* Begin *

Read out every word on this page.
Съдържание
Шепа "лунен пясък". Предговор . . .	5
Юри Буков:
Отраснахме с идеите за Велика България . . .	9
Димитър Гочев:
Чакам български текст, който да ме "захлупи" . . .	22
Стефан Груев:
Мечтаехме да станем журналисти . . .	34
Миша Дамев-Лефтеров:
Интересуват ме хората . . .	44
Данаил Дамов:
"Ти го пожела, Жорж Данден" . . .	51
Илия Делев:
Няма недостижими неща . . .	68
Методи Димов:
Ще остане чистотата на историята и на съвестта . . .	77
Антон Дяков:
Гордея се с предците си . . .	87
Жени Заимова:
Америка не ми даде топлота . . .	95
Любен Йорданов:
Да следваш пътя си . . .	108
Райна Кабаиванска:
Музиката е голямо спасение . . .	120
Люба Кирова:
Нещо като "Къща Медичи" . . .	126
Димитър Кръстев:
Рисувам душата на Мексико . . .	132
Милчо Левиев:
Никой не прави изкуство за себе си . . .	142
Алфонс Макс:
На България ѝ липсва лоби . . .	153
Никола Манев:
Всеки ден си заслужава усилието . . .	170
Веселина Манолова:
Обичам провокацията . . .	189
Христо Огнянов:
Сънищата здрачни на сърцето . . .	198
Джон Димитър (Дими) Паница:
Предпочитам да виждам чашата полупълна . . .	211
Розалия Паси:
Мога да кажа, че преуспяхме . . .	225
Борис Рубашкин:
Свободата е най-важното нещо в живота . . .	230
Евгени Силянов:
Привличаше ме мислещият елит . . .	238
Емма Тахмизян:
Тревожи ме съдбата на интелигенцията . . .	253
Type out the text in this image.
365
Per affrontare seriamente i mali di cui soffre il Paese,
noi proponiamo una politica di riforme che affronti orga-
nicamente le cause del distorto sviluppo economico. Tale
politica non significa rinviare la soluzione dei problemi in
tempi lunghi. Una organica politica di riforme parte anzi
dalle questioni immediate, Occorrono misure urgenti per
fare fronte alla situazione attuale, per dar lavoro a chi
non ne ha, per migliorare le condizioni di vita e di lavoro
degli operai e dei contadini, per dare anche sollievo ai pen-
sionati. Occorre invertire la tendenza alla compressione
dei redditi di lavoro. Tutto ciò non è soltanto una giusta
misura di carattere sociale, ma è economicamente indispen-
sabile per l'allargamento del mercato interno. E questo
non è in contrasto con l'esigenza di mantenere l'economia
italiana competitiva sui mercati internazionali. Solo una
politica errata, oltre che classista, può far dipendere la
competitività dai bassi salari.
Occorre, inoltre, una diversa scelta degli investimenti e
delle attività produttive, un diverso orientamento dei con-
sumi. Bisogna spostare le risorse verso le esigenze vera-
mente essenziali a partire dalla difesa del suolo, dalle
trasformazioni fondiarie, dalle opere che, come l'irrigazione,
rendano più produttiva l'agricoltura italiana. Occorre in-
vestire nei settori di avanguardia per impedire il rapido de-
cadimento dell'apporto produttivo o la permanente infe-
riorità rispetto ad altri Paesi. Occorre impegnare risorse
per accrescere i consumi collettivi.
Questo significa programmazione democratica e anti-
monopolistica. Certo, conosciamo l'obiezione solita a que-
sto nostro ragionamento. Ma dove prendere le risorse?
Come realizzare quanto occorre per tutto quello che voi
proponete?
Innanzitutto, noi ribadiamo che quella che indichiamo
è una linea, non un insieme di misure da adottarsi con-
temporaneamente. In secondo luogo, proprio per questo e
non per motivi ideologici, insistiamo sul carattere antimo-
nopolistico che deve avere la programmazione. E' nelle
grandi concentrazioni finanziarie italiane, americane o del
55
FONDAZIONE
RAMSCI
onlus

* End *

• [TASK TO COMPLETE]: Output each record exactly, leaving nothing out.

• [ANSWER IN FULL]:
Read out every word on this page.
Съдържание
Шепа "лунен пясък". Предговор . . .	5
Юри Буков:
Отраснахме с идеите за Велика България . . .	9
Димитър Гочев:
Чакам български текст, който да ме "захлупи" . . .	22
Стефан Груев:
Мечтаехме да станем журналисти . . .	34
Миша Дамев-Лефтеров:
Интересуват ме хората . . .	44
Данаил Дамов:
"Ти го пожела, Жорж Данден" . . .	51
Илия Делев:
Няма недостижими неща . . .	68
Методи Димов:
Ще остане чистотата на историята и на съвестта . . .	77
Антон Дяков:
Гордея се с предците си . . .	87
Жени Заимова:
Америка не ми даде топлота . . .	95
Любен Йорданов:
Да следваш пътя си . . .	108
Райна Кабаиванска:
Музиката е голямо спасение . . .	120
Люба Кирова:
Нещо като "Къща Медичи" . . .	126
Димитър Кръстев:
Рисувам душата на Мексико . . .	132
Милчо Левиев:
Никой не прави изкуство за себе си . . .	142
Алфонс Макс:
На България ѝ липсва лоби . . .	153
Никола Манев:
Всеки ден си заслужава усилието . . .	170
Веселина Манолова:
Обичам провокацията . . .	189
Христо Огнянов:
Сънищата здрачни на сърцето . . .	198
Джон Димитър (Дими) Паница:
Предпочитам да виждам чашата полупълна . . .	211
Розалия Паси:
Мога да кажа, че преуспяхме . . .	225
Борис Рубашкин:
Свободата е най-важното нещо в живота . . .	230
Евгени Силянов:
Привличаше ме мислещият елит . . .	238
Емма Тахмизян:
Тревожи ме съдбата на интелигенцията . . .	253
Type out the text in this image.
365
Per affrontare seriamente i mali di cui soffre il Paese,
noi proponiamo una politica di riforme che affronti orga-
nicamente le cause del distorto sviluppo economico. Tale
politica non significa rinviare la soluzione dei problemi in
tempi lunghi. Una organica politica di riforme parte anzi
dalle questioni immediate, Occorrono misure urgenti per
fare fronte alla situazione attuale, per dar lavoro a chi
non ne ha, per migliorare le condizioni di vita e di lavoro
degli operai e dei contadini, per dare anche sollievo ai pen-
sionati. Occorre invertire la tendenza alla compressione
dei redditi di lavoro. Tutto ciò non è soltanto una giusta
misura di carattere sociale, ma è economicamente indispen-
sabile per l'allargamento del mercato interno. E questo
non è in contrasto con l'esigenza di mantenere l'economia
italiana competitiva sui mercati internazionali. Solo una
politica errata, oltre che classista, può far dipendere la
competitività dai bassi salari.
Occorre, inoltre, una diversa scelta degli investimenti e
delle attività produttive, un diverso orientamento dei con-
sumi. Bisogna spostare le risorse verso le esigenze vera-
mente essenziali a partire dalla difesa del suolo, dalle
trasformazioni fondiarie, dalle opere che, come l'irrigazione,
rendano più produttiva l'agricoltura italiana. Occorre in-
vestire nei settori di avanguardia per impedire il rapido de-
cadimento dell'apporto produttivo o la permanente infe-
riorità rispetto ad altri Paesi. Occorre impegnare risorse
per accrescere i consumi collettivi.
Questo significa programmazione democratica e anti-
monopolistica. Certo, conosciamo l'obiezione solita a que-
sto nostro ragionamento. Ma dove prendere le risorse?
Come realizzare quanto occorre per tutto quello che voi
proponete?
Innanzitutto, noi ribadiamo che quella che indichiamo
è una linea, non un insieme di misure da adottarsi con-
temporaneamente. In secondo luogo, proprio per questo e
non per motivi ideologici, insistiamo sul carattere antimo-
nopolistico che deve avere la programmazione. E' nelle
grandi concentrazioni finanziarie italiane, americane o del
55
FONDAZIONE
RAMSCI
onlus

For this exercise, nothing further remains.